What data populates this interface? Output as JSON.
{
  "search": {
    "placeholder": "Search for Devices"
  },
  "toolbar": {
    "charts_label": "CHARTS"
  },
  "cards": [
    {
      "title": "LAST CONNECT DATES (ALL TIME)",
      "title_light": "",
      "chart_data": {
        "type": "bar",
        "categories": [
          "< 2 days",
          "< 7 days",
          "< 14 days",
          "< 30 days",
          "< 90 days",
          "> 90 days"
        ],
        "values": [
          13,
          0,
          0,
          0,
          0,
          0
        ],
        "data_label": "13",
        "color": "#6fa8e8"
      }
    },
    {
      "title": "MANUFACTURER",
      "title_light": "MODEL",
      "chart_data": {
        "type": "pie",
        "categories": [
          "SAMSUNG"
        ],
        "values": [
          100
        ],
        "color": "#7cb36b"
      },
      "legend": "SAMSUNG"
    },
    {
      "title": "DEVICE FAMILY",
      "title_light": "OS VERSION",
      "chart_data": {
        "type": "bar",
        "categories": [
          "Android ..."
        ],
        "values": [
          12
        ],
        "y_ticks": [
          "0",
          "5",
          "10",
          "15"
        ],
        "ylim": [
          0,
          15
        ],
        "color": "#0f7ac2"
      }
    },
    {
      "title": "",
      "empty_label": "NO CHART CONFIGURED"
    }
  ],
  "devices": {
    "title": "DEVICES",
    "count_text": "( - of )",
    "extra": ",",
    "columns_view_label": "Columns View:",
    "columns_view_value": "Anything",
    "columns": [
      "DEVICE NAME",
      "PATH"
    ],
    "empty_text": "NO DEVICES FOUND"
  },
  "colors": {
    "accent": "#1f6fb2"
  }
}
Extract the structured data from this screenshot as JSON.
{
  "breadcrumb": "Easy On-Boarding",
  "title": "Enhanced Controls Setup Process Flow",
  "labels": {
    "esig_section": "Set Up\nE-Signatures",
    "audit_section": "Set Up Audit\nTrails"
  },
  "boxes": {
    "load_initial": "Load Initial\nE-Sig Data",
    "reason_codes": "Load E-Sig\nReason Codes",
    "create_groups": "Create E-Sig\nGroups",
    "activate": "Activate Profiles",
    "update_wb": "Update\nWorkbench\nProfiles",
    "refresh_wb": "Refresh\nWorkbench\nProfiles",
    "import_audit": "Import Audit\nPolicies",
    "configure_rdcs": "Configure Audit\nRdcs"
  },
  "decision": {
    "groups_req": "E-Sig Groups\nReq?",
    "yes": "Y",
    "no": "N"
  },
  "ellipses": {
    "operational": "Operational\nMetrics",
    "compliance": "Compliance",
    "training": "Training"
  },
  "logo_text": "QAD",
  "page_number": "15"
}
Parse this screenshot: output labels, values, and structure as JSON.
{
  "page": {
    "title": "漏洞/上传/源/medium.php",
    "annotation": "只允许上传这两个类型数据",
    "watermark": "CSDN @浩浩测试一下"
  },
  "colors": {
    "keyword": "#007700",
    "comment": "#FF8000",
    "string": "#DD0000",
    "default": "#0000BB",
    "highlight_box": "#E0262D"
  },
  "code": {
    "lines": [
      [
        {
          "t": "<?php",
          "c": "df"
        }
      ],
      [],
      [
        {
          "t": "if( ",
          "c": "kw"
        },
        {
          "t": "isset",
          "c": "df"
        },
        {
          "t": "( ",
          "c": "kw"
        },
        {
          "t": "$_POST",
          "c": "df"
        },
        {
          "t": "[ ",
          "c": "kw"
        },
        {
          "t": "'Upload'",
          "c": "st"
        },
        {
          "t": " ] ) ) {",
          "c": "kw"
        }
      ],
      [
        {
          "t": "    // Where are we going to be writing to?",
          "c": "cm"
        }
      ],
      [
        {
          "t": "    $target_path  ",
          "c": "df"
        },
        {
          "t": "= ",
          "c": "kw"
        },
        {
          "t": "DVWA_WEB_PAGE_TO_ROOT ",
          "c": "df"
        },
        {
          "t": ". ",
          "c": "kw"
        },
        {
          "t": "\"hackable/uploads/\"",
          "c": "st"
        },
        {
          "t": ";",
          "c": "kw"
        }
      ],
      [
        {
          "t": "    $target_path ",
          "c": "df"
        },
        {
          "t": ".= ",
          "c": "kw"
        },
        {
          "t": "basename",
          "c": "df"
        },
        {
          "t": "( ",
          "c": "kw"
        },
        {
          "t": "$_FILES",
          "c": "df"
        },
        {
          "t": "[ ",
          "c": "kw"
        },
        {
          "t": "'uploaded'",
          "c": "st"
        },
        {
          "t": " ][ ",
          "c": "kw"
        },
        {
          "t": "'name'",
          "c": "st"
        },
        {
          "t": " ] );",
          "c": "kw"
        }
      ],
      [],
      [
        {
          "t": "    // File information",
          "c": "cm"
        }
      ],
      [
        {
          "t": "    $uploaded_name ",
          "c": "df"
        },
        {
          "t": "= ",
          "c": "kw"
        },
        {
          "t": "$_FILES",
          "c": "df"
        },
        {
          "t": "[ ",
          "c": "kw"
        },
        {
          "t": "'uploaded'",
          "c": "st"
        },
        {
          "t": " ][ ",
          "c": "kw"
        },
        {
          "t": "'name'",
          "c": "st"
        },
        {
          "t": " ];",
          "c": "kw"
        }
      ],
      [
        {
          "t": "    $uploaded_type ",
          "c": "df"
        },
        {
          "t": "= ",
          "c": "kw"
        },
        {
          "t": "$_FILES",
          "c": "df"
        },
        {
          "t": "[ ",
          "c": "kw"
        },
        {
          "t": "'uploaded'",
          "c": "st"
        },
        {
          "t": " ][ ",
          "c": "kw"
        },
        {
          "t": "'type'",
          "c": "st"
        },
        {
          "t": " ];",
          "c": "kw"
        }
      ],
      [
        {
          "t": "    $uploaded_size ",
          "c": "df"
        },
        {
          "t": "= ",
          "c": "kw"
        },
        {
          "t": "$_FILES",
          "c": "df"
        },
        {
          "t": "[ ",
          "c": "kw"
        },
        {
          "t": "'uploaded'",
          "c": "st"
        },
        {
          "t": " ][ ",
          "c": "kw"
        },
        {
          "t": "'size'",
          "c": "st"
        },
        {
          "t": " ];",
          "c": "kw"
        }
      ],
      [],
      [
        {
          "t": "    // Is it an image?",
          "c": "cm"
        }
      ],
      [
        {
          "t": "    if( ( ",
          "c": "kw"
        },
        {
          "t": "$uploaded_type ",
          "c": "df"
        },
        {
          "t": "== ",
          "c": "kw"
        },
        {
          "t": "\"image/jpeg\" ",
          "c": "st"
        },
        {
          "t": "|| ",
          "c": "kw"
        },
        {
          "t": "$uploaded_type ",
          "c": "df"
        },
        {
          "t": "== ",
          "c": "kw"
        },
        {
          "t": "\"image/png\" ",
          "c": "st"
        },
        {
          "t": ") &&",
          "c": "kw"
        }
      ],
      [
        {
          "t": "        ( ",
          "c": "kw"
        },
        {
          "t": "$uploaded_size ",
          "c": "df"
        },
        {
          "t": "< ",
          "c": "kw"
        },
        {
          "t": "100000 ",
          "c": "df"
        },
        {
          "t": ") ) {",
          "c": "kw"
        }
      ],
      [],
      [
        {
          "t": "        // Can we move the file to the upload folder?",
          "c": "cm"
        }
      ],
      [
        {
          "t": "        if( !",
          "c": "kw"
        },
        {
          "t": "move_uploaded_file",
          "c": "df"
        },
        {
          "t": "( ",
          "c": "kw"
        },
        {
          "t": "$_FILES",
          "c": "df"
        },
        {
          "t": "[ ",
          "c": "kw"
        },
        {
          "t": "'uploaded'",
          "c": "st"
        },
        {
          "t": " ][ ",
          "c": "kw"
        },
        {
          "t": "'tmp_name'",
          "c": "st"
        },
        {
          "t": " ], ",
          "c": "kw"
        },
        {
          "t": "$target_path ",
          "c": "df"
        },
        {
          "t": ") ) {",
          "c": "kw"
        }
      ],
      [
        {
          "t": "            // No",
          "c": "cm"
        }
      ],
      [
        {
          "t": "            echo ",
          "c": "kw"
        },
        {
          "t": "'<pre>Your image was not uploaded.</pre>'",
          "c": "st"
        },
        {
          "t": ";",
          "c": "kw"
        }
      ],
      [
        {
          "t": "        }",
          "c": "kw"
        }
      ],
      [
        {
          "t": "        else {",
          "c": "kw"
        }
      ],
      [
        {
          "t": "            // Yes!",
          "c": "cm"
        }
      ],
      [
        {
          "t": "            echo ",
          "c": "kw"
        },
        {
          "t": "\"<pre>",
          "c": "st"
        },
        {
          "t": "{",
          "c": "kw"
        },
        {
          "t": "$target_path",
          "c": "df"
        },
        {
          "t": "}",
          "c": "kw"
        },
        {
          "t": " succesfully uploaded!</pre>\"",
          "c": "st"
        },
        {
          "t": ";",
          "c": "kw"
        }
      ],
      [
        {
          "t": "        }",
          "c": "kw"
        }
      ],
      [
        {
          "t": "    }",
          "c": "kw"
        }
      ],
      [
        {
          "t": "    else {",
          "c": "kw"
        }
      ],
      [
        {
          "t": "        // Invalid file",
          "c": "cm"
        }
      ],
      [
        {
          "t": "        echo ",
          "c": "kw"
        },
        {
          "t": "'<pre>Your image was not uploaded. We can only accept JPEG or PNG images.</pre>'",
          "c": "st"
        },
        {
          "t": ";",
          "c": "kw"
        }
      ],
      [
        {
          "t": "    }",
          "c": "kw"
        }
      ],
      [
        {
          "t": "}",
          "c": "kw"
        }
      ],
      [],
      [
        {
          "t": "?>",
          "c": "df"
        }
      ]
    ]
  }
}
────────────────────────────────────────
Work instructions:
Using the records above, find and show each line with the string "JSON".

Solved exercise:
What data populates this interface? Output as JSON.
Extract the structured data from this screenshot as JSON.
Parse this screenshot: output labels, values, and structure as JSON.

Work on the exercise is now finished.